─── Materials provided ───

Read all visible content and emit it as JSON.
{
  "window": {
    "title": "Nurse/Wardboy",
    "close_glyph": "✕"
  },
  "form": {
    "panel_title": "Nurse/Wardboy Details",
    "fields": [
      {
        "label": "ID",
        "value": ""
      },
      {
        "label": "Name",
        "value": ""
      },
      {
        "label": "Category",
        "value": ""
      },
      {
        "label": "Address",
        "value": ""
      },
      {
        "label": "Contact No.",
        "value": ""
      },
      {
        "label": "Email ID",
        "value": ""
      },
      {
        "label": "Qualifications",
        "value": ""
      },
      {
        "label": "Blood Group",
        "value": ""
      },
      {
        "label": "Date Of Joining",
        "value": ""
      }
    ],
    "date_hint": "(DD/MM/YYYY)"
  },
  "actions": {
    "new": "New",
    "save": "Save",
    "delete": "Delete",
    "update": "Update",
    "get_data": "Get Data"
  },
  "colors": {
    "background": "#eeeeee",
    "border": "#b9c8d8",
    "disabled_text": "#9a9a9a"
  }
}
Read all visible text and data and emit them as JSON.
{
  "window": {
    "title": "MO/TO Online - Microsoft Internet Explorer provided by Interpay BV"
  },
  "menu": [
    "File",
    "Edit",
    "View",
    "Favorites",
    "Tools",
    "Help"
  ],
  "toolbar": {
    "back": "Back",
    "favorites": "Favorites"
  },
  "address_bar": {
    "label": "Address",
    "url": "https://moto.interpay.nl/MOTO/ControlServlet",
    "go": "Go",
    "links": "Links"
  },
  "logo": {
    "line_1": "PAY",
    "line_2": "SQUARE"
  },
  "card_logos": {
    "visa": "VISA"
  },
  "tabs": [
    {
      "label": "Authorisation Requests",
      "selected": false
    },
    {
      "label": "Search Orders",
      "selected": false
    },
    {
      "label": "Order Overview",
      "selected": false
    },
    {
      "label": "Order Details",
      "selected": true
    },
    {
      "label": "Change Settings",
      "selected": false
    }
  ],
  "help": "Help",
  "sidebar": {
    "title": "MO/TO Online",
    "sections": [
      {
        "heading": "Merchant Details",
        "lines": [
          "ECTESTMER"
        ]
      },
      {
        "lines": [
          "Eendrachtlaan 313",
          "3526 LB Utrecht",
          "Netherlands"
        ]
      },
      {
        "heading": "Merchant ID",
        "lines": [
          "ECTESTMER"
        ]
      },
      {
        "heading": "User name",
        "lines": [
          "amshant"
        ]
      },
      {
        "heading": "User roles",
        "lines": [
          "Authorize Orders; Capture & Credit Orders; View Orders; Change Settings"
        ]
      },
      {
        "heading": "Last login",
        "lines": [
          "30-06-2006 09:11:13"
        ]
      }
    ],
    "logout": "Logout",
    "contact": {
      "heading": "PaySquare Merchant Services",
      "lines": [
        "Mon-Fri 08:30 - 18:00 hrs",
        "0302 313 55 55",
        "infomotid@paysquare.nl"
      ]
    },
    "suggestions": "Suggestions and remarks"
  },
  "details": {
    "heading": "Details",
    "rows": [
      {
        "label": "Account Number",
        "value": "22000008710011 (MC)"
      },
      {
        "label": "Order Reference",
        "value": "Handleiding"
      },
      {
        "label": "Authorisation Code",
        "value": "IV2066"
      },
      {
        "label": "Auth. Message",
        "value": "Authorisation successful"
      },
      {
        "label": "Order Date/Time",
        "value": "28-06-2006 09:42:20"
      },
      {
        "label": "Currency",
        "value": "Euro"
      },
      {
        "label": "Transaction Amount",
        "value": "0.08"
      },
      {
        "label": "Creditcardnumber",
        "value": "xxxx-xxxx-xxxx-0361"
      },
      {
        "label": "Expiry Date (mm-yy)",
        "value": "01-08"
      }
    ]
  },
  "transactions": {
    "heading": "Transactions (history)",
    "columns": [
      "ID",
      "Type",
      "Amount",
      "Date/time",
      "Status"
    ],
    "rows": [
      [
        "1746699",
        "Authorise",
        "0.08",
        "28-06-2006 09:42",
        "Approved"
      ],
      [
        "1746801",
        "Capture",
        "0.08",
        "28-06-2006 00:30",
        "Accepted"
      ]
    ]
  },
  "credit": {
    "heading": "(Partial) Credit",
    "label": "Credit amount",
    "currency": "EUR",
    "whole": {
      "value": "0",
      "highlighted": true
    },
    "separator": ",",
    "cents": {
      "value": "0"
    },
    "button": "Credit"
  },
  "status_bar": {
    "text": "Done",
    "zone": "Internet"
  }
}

───

### Directions for this task
Pull out each line holding the string "Change".

### Answer to this exercise
      "label": "Change Settings",
          "Authorize Orders; Capture & Credit Orders; View Orders; Change Settings"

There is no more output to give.